*Problem*
Copy, in full, each line of the material that holds the word "parachutistes".

*Available data*
▬▬▬▬▬▬▬▬▬▬
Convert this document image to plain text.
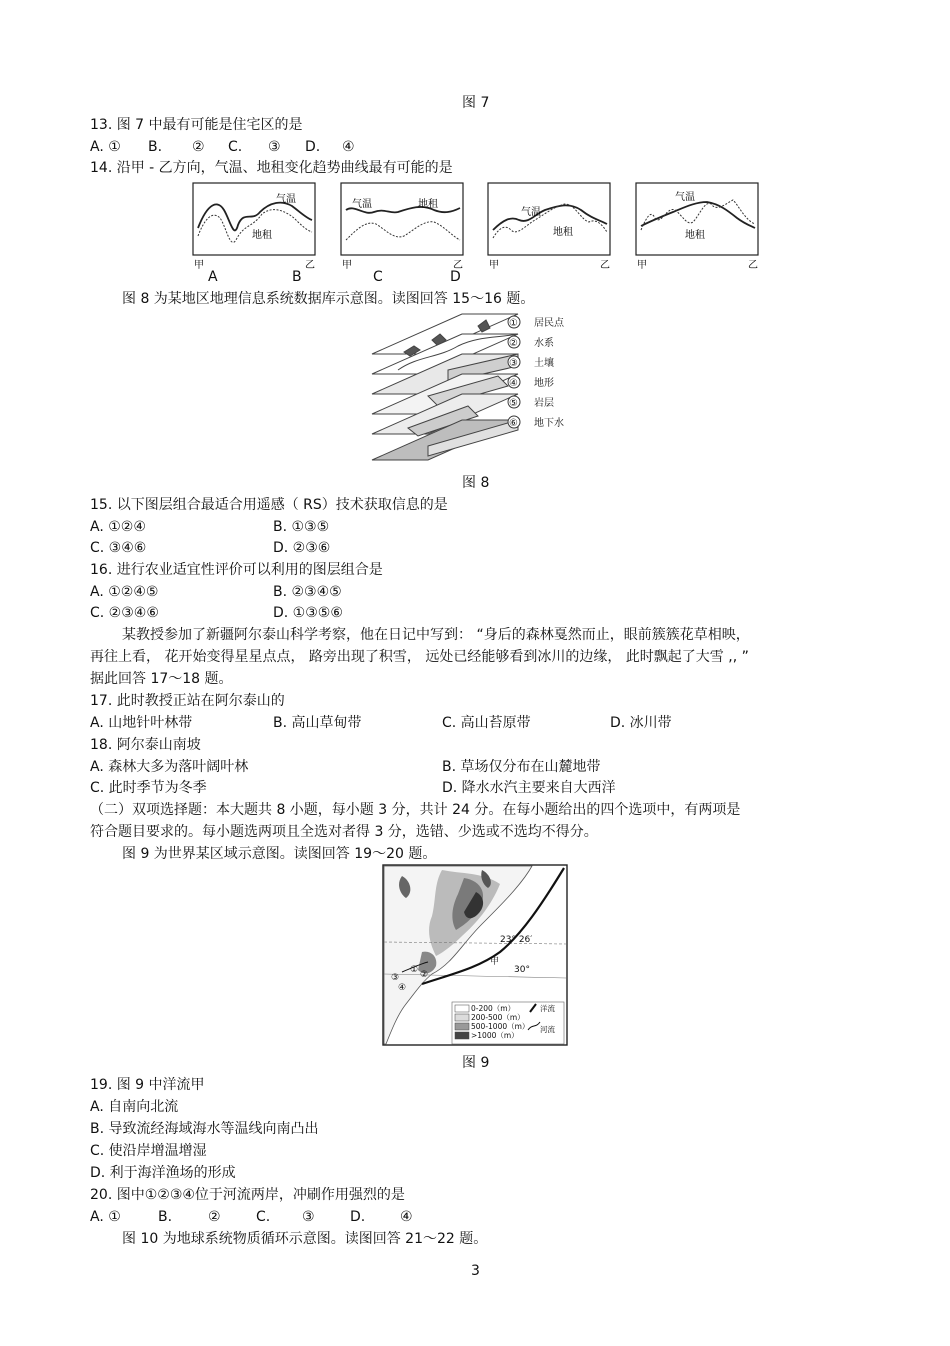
图 7
13. 图 7 中最有可能是住宅区的是
A. ① B. ② C. ③ D. ④
14. 沿甲 - 乙方向，气温、地租变化趋势曲线最有可能的是
气温
地租
甲	乙
气温	地租
甲	乙
气温
地租
甲	乙
气温
地租
甲	乙
A	B	C	D
图 8 为某地区地理信息系统数据库示意图。读图回答 15～16 题。
① 居民点
② 水系
③ 土壤
④ 地形
⑤ 岩层
⑥ 地下水
图 8
15. 以下图层组合最适合用遥感（ RS）技术获取信息的是
A. ①②④	B. ①③⑤
C. ③④⑥	D. ②③⑥
16. 进行农业适宜性评价可以利用的图层组合是
A. ①②④⑤	B. ②③④⑤
C. ②③④⑥	D. ①③⑤⑥
某教授参加了新疆阿尔泰山科学考察，他在日记中写到： “身后的森林戛然而止，眼前簇簇花草相映，
再往上看， 花开始变得星星点点， 路旁出现了积雪， 远处已经能够看到冰川的边缘， 此时飘起了大雪 ,, ”
据此回答 17～18 题。
17. 此时教授正站在阿尔泰山的
A. 山地针叶林带	B. 高山草甸带	C. 高山苔原带	D. 冰川带
18. 阿尔泰山南坡
A. 森林大多为落叶阔叶林	B. 草场仅分布在山麓地带
C. 此时季节为冬季	D. 降水水汽主要来自大西洋
（二）双项选择题：本大题共 8 小题，每小题 3 分，共计 24 分。在每小题给出的四个选项中，有两项是
符合题目要求的。每小题选两项且全选对者得 3 分，选错、少选或不选均不得分。
图 9 为世界某区域示意图。读图回答 19～20 题。
23° 26′
30°
甲
① ②
③
④
0-200（m）
200-500（m）
500-1000（m）
>1000（m）
洋流
河流
图 9
19. 图 9 中洋流甲
A. 自南向北流
B. 导致流经海域海水等温线向南凸出
C. 使沿岸增温增湿
D. 利于海洋渔场的形成
20. 图中①②③④位于河流两岸，冲刷作用强烈的是
A. ①	B.	②	C. ③	D. ④
图 10 为地球系统物质循环示意图。读图回答 21～22 题。
3
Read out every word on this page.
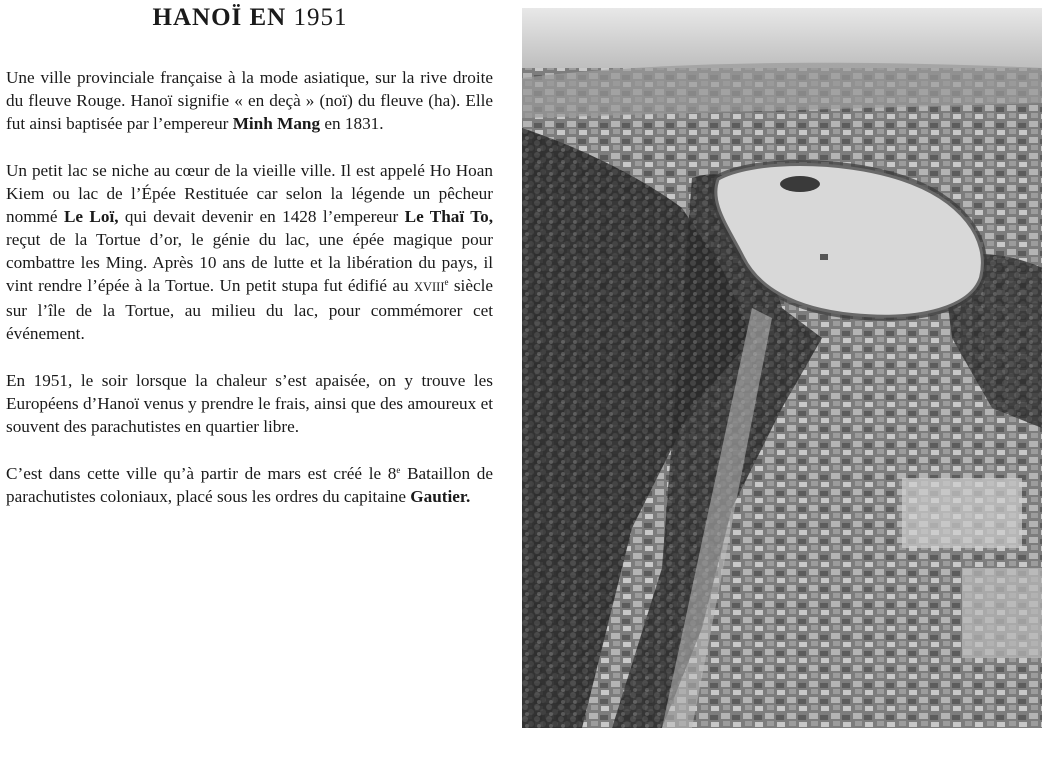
HANOÏ EN 1951

Une ville provinciale française à la mode asiatique, sur la rive droite du fleuve Rouge. Hanoï signifie « en deçà » (noï) du fleuve (ha). Elle fut ainsi baptisée par l’empereur Minh Mang en 1831.

Un petit lac se niche au cœur de la vieille ville. Il est appelé Ho Hoan Kiem ou lac de l’Épée Restituée car selon la légende un pêcheur nommé Le Loï, qui devait devenir en 1428 l’empereur Le Thaï To, reçut de la Tortue d’or, le génie du lac, une épée magique pour combattre les Ming. Après 10 ans de lutte et la libération du pays, il vint rendre l’épée à la Tortue. Un petit stupa fut édifié au XVIIIe siècle sur l’île de la Tortue, au milieu du lac, pour commémorer cet événement.

En 1951, le soir lorsque la chaleur s’est apaisée, on y trouve les Européens d’Hanoï venus y prendre le frais, ainsi que des amoureux et souvent des parachutistes en quartier libre.

C’est dans cette ville qu’à partir de mars est créé le 8e Bataillon de parachutistes coloniaux, placé sous les ordres du capitaine Gautier.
▬▬▬▬▬▬▬▬▬▬
*Solution*
En 1951, le soir lorsque la chaleur s’est apaisée, on y trouve les Européens d’Hanoï venus y prendre le frais, ainsi que des amoureux et souvent des parachutistes en quartier libre.
C’est dans cette ville qu’à partir de mars est créé le 8e Bataillon de parachutistes coloniaux, placé sous les ordres du capitaine Gautier.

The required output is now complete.